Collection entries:
* * * *

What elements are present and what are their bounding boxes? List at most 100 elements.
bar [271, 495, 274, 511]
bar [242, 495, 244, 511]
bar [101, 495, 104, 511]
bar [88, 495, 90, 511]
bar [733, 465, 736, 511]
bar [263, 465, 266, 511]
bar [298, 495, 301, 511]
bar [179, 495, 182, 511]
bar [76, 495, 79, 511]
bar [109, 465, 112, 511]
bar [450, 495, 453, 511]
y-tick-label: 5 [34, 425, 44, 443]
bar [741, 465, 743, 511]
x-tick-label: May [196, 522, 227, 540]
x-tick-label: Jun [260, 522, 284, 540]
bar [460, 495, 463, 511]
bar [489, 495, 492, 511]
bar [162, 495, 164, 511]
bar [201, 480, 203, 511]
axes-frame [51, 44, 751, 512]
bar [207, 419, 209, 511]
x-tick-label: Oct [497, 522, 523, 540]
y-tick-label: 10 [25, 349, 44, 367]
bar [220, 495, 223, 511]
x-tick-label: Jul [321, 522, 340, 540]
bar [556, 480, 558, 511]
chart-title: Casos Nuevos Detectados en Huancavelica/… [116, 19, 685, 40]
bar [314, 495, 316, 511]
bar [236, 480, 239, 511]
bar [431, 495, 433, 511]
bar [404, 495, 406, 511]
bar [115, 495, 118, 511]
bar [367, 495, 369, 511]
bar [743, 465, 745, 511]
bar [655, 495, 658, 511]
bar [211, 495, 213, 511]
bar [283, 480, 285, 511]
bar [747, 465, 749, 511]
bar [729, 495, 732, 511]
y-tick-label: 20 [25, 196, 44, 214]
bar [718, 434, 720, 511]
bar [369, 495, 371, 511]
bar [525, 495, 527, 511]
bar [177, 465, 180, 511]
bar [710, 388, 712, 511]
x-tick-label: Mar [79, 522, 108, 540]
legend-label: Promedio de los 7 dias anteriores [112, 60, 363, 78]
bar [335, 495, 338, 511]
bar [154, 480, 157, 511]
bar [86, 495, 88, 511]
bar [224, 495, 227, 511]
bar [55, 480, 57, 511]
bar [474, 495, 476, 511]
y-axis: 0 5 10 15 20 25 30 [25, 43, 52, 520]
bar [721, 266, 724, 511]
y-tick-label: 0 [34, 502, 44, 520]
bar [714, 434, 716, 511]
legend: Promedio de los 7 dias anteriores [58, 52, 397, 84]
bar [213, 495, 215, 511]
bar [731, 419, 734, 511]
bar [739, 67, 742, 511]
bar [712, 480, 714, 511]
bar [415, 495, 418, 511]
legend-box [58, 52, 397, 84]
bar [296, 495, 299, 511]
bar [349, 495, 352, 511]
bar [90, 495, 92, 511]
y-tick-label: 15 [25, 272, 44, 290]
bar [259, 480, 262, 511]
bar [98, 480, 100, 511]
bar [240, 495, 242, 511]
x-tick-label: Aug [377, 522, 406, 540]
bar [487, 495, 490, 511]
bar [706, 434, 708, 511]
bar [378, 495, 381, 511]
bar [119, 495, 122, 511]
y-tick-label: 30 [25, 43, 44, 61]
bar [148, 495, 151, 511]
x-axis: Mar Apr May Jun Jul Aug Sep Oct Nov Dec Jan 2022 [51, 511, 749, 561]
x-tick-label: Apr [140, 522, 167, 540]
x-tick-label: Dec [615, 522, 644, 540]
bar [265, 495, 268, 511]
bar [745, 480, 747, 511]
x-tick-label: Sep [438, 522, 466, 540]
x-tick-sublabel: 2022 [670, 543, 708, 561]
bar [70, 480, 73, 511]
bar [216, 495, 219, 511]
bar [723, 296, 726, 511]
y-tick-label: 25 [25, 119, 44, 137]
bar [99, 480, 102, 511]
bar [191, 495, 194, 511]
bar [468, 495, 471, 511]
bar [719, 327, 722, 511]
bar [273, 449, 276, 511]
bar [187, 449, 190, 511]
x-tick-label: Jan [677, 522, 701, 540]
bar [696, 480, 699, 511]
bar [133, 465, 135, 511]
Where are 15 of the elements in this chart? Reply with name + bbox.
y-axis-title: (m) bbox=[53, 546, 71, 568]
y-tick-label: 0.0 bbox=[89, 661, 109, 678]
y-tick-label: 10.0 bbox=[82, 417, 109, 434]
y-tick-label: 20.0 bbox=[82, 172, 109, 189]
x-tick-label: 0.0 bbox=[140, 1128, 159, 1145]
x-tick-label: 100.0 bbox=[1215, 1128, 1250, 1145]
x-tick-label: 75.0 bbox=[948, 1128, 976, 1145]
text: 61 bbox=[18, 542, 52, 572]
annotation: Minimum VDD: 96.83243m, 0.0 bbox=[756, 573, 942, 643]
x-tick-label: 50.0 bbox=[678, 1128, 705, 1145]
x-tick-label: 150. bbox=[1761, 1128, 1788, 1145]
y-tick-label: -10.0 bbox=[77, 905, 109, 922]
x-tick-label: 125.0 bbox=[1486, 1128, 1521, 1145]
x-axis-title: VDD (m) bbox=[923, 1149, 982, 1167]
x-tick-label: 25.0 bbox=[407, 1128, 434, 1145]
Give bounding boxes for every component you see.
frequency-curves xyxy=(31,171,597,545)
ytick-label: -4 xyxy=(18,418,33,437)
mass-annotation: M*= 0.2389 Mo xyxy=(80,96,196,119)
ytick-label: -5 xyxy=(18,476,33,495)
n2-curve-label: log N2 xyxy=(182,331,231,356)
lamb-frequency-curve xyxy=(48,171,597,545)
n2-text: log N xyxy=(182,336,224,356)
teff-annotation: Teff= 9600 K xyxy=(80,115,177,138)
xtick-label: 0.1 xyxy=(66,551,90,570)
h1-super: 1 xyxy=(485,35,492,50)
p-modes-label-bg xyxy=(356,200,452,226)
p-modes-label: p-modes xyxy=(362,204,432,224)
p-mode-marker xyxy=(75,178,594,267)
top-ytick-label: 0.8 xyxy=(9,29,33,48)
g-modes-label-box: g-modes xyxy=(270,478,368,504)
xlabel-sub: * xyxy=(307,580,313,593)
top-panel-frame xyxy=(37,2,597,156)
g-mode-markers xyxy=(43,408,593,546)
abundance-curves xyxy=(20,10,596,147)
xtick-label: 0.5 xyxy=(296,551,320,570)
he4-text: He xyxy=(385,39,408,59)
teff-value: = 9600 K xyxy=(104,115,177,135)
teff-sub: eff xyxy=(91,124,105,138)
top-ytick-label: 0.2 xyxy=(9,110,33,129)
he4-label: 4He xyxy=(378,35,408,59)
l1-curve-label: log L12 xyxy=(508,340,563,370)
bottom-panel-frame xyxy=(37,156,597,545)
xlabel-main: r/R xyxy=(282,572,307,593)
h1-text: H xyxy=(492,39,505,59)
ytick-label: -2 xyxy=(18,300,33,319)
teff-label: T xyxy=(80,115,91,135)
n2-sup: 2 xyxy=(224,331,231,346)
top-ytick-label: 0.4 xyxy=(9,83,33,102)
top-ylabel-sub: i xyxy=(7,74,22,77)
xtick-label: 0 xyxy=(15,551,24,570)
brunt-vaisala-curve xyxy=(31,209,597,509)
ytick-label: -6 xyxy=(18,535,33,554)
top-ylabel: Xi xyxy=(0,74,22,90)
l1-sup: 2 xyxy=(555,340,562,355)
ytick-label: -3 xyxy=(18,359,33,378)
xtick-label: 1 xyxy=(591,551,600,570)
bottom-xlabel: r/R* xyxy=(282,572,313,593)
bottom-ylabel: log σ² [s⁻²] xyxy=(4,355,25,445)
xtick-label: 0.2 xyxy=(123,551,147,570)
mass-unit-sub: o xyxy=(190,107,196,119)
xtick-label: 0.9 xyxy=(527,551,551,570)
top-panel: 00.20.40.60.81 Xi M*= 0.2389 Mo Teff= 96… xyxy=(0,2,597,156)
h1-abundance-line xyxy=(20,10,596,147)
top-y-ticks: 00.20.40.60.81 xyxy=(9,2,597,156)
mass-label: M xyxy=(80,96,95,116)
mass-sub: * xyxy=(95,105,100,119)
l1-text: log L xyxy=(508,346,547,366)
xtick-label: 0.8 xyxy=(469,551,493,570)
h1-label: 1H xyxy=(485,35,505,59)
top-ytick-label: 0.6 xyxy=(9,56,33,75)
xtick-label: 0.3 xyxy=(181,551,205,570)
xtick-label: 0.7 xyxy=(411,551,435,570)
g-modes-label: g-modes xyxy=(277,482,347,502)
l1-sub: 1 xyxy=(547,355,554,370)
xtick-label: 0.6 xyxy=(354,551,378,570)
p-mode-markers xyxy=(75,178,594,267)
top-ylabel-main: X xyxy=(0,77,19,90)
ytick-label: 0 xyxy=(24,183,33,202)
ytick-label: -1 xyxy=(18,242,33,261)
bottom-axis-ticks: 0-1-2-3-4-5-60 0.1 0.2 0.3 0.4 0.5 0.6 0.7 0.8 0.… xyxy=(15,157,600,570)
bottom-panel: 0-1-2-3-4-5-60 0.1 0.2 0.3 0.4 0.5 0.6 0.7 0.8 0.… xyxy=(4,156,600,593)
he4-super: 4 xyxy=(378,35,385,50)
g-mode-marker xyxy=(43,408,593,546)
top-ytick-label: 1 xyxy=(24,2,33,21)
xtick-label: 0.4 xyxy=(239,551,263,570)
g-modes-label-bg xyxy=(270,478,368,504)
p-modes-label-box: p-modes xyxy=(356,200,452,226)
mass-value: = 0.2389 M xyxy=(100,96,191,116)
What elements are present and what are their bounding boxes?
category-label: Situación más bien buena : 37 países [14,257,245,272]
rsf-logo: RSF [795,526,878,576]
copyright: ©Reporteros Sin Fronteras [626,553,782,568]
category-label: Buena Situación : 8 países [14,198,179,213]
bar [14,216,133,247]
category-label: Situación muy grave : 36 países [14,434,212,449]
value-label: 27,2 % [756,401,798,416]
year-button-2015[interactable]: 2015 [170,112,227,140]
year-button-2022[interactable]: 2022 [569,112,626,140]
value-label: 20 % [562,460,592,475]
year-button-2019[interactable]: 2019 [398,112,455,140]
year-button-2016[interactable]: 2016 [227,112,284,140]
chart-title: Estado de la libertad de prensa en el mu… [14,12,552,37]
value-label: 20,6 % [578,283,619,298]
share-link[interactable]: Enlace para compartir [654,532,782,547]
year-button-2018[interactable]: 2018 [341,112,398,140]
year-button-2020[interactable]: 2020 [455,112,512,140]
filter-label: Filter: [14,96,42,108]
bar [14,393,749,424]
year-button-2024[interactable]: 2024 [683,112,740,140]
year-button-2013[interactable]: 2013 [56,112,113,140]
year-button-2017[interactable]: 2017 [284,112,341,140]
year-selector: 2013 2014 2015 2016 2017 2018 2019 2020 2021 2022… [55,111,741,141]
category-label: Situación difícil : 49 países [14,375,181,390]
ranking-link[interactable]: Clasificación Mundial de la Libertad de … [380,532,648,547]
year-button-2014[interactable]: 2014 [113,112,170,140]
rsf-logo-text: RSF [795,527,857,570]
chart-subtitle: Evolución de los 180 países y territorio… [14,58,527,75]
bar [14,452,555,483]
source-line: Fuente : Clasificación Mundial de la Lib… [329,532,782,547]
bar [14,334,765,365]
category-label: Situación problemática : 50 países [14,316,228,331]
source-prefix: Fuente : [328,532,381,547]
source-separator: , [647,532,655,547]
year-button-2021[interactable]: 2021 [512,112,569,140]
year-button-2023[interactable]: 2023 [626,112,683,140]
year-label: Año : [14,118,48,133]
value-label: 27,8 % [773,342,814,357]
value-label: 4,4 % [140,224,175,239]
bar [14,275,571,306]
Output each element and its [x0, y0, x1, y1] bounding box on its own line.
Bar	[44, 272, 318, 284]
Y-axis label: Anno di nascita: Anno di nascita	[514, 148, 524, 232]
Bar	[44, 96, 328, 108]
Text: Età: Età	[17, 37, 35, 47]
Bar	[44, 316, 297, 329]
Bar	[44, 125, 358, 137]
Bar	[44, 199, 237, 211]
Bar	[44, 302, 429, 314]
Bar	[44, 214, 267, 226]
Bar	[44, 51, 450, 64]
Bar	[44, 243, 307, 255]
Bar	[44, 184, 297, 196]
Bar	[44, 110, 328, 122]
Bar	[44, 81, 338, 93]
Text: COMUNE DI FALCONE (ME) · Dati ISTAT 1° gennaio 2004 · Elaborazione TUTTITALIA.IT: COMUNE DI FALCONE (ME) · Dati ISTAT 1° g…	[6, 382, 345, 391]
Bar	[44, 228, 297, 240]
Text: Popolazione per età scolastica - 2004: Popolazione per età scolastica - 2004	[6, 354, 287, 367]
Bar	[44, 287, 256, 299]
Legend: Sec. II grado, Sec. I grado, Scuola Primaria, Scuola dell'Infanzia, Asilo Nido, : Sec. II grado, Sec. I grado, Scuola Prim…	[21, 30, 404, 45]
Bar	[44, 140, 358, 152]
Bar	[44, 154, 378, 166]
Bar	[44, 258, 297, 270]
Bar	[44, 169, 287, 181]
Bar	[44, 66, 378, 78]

* * * *

### Problem statement
Pull out each line of the items above that contains the string "link", and copy every such line in full.

### Full output
share-link[interactable]: Enlace para compartir [654,532,782,547]
ranking-link[interactable]: Clasificación Mundial de la Libertad de … [380,532,648,547]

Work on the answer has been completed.